* Goal: Set the following entries down again exactly, line by line.

* Material provided:

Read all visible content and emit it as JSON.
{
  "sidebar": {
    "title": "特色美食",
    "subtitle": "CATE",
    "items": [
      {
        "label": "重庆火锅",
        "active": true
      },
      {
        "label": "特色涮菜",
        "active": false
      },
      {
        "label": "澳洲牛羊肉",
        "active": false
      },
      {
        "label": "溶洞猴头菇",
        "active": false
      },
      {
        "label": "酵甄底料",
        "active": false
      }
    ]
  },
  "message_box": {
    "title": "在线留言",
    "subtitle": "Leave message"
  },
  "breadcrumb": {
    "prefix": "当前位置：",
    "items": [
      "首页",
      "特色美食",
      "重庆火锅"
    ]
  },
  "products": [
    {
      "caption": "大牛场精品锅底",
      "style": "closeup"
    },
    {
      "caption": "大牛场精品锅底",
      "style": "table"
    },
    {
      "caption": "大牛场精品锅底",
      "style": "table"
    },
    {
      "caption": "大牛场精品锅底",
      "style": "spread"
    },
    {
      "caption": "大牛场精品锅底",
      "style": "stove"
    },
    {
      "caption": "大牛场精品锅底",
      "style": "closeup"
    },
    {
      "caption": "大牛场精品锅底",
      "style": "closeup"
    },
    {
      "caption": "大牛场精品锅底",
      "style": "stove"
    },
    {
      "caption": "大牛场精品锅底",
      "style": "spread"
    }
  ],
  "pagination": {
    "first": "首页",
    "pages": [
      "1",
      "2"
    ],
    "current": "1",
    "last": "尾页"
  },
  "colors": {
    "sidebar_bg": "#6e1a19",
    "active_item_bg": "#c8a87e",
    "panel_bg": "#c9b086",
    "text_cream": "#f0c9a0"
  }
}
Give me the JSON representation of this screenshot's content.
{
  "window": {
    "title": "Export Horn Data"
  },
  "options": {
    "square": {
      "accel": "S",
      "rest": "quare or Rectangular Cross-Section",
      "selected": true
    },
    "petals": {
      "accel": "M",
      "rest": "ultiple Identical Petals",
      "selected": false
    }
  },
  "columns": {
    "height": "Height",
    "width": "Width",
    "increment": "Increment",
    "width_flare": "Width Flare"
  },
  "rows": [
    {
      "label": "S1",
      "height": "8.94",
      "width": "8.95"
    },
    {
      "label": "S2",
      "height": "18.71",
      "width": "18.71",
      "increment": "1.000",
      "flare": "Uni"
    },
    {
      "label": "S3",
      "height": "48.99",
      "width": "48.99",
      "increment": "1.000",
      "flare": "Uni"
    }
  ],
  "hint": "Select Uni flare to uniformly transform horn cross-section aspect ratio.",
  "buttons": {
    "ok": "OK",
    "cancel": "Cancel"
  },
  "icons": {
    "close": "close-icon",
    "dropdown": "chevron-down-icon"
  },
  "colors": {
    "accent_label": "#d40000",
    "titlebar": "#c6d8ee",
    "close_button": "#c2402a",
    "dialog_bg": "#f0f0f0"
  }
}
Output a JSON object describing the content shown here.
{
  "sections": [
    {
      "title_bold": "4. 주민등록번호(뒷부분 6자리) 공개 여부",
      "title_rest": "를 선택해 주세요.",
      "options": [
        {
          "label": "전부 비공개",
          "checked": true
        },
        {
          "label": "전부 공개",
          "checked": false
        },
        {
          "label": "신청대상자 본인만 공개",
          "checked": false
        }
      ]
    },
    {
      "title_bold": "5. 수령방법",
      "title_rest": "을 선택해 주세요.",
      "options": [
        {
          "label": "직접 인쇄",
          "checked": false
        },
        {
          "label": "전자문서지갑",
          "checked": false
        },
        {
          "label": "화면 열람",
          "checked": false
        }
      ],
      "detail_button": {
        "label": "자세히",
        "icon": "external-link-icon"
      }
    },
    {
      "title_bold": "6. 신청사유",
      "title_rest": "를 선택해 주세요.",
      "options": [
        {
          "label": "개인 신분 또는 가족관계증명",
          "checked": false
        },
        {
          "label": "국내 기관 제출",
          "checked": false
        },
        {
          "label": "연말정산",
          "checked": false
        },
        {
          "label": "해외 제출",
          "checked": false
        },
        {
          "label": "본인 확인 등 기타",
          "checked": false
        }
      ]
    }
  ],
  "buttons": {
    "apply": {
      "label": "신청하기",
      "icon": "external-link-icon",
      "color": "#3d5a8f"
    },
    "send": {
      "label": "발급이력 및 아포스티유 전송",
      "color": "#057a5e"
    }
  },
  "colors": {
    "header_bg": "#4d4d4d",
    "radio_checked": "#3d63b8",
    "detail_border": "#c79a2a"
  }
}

* Answer to this problem:
Read all visible content and emit it as JSON.
{
  "sidebar": {
    "title": "特色美食",
    "subtitle": "CATE",
    "items": [
      {
        "label": "重庆火锅",
        "active": true
      },
      {
        "label": "特色涮菜",
        "active": false
      },
      {
        "label": "澳洲牛羊肉",
        "active": false
      },
      {
        "label": "溶洞猴头菇",
        "active": false
      },
      {
        "label": "酵甄底料",
        "active": false
      }
    ]
  },
  "message_box": {
    "title": "在线留言",
    "subtitle": "Leave message"
  },
  "breadcrumb": {
    "prefix": "当前位置：",
    "items": [
      "首页",
      "特色美食",
      "重庆火锅"
    ]
  },
  "products": [
    {
      "caption": "大牛场精品锅底",
      "style": "closeup"
    },
    {
      "caption": "大牛场精品锅底",
      "style": "table"
    },
    {
      "caption": "大牛场精品锅底",
      "style": "table"
    },
    {
      "caption": "大牛场精品锅底",
      "style": "spread"
    },
    {
      "caption": "大牛场精品锅底",
      "style": "stove"
    },
    {
      "caption": "大牛场精品锅底",
      "style": "closeup"
    },
    {
      "caption": "大牛场精品锅底",
      "style": "closeup"
    },
    {
      "caption": "大牛场精品锅底",
      "style": "stove"
    },
    {
      "caption": "大牛场精品锅底",
      "style": "spread"
    }
  ],
  "pagination": {
    "first": "首页",
    "pages": [
      "1",
      "2"
    ],
    "current": "1",
    "last": "尾页"
  },
  "colors": {
    "sidebar_bg": "#6e1a19",
    "active_item_bg": "#c8a87e",
    "panel_bg": "#c9b086",
    "text_cream": "#f0c9a0"
  }
}
Give me the JSON representation of this screenshot's content.
{
  "window": {
    "title": "Export Horn Data"
  },
  "options": {
    "square": {
      "accel": "S",
      "rest": "quare or Rectangular Cross-Section",
      "selected": true
    },
    "petals": {
      "accel": "M",
      "rest": "ultiple Identical Petals",
      "selected": false
    }
  },
  "columns": {
    "height": "Height",
    "width": "Width",
    "increment": "Increment",
    "width_flare": "Width Flare"
  },
  "rows": [
    {
      "label": "S1",
      "height": "8.94",
      "width": "8.95"
    },
    {
      "label": "S2",
      "height": "18.71",
      "width": "18.71",
      "increment": "1.000",
      "flare": "Uni"
    },
    {
      "label": "S3",
      "height": "48.99",
      "width": "48.99",
      "increment": "1.000",
      "flare": "Uni"
    }
  ],
  "hint": "Select Uni flare to uniformly transform horn cross-section aspect ratio.",
  "buttons": {
    "ok": "OK",
    "cancel": "Cancel"
  },
  "icons": {
    "close": "close-icon",
    "dropdown": "chevron-down-icon"
  },
  "colors": {
    "accent_label": "#d40000",
    "titlebar": "#c6d8ee",
    "close_button": "#c2402a",
    "dialog_bg": "#f0f0f0"
  }
}
Output a JSON object describing the content shown here.
{
  "sections": [
    {
      "title_bold": "4. 주민등록번호(뒷부분 6자리) 공개 여부",
      "title_rest": "를 선택해 주세요.",
      "options": [
        {
          "label": "전부 비공개",
          "checked": true
        },
        {
          "label": "전부 공개",
          "checked": false
        },
        {
          "label": "신청대상자 본인만 공개",
          "checked": false
        }
      ]
    },
    {
      "title_bold": "5. 수령방법",
      "title_rest": "을 선택해 주세요.",
      "options": [
        {
          "label": "직접 인쇄",
          "checked": false
        },
        {
          "label": "전자문서지갑",
          "checked": false
        },
        {
          "label": "화면 열람",
          "checked": false
        }
      ],
      "detail_button": {
        "label": "자세히",
        "icon": "external-link-icon"
      }
    },
    {
      "title_bold": "6. 신청사유",
      "title_rest": "를 선택해 주세요.",
      "options": [
        {
          "label": "개인 신분 또는 가족관계증명",
          "checked": false
        },
        {
          "label": "국내 기관 제출",
          "checked": false
        },
        {
          "label": "연말정산",
          "checked": false
        },
        {
          "label": "해외 제출",
          "checked": false
        },
        {
          "label": "본인 확인 등 기타",
          "checked": false
        }
      ]
    }
  ],
  "buttons": {
    "apply": {
      "label": "신청하기",
      "icon": "external-link-icon",
      "color": "#3d5a8f"
    },
    "send": {
      "label": "발급이력 및 아포스티유 전송",
      "color": "#057a5e"
    }
  },
  "colors": {
    "header_bg": "#4d4d4d",
    "radio_checked": "#3d63b8",
    "detail_border": "#c79a2a"
  }
}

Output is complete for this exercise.